▶ **MATERIAL TO PROCESS**
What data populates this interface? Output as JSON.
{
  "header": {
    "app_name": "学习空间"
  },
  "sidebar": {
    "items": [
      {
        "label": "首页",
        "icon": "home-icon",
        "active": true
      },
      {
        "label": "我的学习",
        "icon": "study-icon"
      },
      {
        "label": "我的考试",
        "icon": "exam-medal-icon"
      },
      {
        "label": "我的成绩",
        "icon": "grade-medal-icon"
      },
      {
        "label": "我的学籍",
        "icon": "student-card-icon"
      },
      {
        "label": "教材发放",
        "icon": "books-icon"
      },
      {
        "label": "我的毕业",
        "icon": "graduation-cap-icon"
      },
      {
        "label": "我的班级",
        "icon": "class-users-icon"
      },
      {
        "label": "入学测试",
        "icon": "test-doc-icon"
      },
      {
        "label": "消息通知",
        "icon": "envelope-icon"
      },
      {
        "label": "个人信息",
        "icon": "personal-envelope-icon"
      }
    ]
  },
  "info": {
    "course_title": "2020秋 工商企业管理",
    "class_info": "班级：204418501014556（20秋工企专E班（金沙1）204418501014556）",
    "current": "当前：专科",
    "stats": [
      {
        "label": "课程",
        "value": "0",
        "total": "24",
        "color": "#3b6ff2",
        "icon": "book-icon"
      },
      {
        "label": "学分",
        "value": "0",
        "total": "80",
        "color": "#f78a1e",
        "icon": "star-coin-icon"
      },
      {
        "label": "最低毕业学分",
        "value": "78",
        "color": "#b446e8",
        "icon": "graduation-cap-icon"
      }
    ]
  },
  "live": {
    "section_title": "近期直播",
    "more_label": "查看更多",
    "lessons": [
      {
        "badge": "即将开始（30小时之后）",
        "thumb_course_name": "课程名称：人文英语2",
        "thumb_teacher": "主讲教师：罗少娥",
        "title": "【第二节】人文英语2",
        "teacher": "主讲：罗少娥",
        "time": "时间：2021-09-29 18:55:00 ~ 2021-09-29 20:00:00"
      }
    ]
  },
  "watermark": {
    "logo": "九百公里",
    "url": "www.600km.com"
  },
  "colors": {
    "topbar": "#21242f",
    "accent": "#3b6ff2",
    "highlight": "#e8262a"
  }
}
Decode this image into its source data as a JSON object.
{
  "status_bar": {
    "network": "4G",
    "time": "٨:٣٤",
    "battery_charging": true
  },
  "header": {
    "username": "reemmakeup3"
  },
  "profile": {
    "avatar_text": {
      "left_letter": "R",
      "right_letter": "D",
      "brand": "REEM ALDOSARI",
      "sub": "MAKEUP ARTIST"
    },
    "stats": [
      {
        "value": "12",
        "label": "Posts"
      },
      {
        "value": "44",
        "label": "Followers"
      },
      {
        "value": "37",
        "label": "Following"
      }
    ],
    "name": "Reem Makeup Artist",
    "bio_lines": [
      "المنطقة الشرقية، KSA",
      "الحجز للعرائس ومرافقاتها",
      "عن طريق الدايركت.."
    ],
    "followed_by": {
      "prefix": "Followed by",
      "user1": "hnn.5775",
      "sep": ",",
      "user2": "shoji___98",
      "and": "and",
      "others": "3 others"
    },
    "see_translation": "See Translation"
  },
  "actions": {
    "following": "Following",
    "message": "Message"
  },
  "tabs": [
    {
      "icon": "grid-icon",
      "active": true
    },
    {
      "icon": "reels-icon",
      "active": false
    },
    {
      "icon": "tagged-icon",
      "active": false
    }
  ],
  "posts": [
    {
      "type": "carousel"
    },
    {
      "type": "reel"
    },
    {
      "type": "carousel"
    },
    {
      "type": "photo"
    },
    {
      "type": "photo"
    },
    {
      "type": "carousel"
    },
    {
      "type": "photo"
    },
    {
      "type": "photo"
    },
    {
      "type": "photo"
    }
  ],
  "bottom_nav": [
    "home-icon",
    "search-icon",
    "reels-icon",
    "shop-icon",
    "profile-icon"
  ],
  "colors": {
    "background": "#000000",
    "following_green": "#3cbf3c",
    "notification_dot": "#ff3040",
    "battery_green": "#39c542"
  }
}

▶ **THE EXERCISE**
Write down all the entries again without a single difference.

▶ **RESPONSE FOR THIS EXERCISE**
What data populates this interface? Output as JSON.
{
  "header": {
    "app_name": "学习空间"
  },
  "sidebar": {
    "items": [
      {
        "label": "首页",
        "icon": "home-icon",
        "active": true
      },
      {
        "label": "我的学习",
        "icon": "study-icon"
      },
      {
        "label": "我的考试",
        "icon": "exam-medal-icon"
      },
      {
        "label": "我的成绩",
        "icon": "grade-medal-icon"
      },
      {
        "label": "我的学籍",
        "icon": "student-card-icon"
      },
      {
        "label": "教材发放",
        "icon": "books-icon"
      },
      {
        "label": "我的毕业",
        "icon": "graduation-cap-icon"
      },
      {
        "label": "我的班级",
        "icon": "class-users-icon"
      },
      {
        "label": "入学测试",
        "icon": "test-doc-icon"
      },
      {
        "label": "消息通知",
        "icon": "envelope-icon"
      },
      {
        "label": "个人信息",
        "icon": "personal-envelope-icon"
      }
    ]
  },
  "info": {
    "course_title": "2020秋 工商企业管理",
    "class_info": "班级：204418501014556（20秋工企专E班（金沙1）204418501014556）",
    "current": "当前：专科",
    "stats": [
      {
        "label": "课程",
        "value": "0",
        "total": "24",
        "color": "#3b6ff2",
        "icon": "book-icon"
      },
      {
        "label": "学分",
        "value": "0",
        "total": "80",
        "color": "#f78a1e",
        "icon": "star-coin-icon"
      },
      {
        "label": "最低毕业学分",
        "value": "78",
        "color": "#b446e8",
        "icon": "graduation-cap-icon"
      }
    ]
  },
  "live": {
    "section_title": "近期直播",
    "more_label": "查看更多",
    "lessons": [
      {
        "badge": "即将开始（30小时之后）",
        "thumb_course_name": "课程名称：人文英语2",
        "thumb_teacher": "主讲教师：罗少娥",
        "title": "【第二节】人文英语2",
        "teacher": "主讲：罗少娥",
        "time": "时间：2021-09-29 18:55:00 ~ 2021-09-29 20:00:00"
      }
    ]
  },
  "watermark": {
    "logo": "九百公里",
    "url": "www.600km.com"
  },
  "colors": {
    "topbar": "#21242f",
    "accent": "#3b6ff2",
    "highlight": "#e8262a"
  }
}
Decode this image into its source data as a JSON object.
{
  "status_bar": {
    "network": "4G",
    "time": "٨:٣٤",
    "battery_charging": true
  },
  "header": {
    "username": "reemmakeup3"
  },
  "profile": {
    "avatar_text": {
      "left_letter": "R",
      "right_letter": "D",
      "brand": "REEM ALDOSARI",
      "sub": "MAKEUP ARTIST"
    },
    "stats": [
      {
        "value": "12",
        "label": "Posts"
      },
      {
        "value": "44",
        "label": "Followers"
      },
      {
        "value": "37",
        "label": "Following"
      }
    ],
    "name": "Reem Makeup Artist",
    "bio_lines": [
      "المنطقة الشرقية، KSA",
      "الحجز للعرائس ومرافقاتها",
      "عن طريق الدايركت.."
    ],
    "followed_by": {
      "prefix": "Followed by",
      "user1": "hnn.5775",
      "sep": ",",
      "user2": "shoji___98",
      "and": "and",
      "others": "3 others"
    },
    "see_translation": "See Translation"
  },
  "actions": {
    "following": "Following",
    "message": "Message"
  },
  "tabs": [
    {
      "icon": "grid-icon",
      "active": true
    },
    {
      "icon": "reels-icon",
      "active": false
    },
    {
      "icon": "tagged-icon",
      "active": false
    }
  ],
  "posts": [
    {
      "type": "carousel"
    },
    {
      "type": "reel"
    },
    {
      "type": "carousel"
    },
    {
      "type": "photo"
    },
    {
      "type": "photo"
    },
    {
      "type": "carousel"
    },
    {
      "type": "photo"
    },
    {
      "type": "photo"
    },
    {
      "type": "photo"
    }
  ],
  "bottom_nav": [
    "home-icon",
    "search-icon",
    "reels-icon",
    "shop-icon",
    "profile-icon"
  ],
  "colors": {
    "background": "#000000",
    "following_green": "#3cbf3c",
    "notification_dot": "#ff3040",
    "battery_green": "#39c542"
  }
}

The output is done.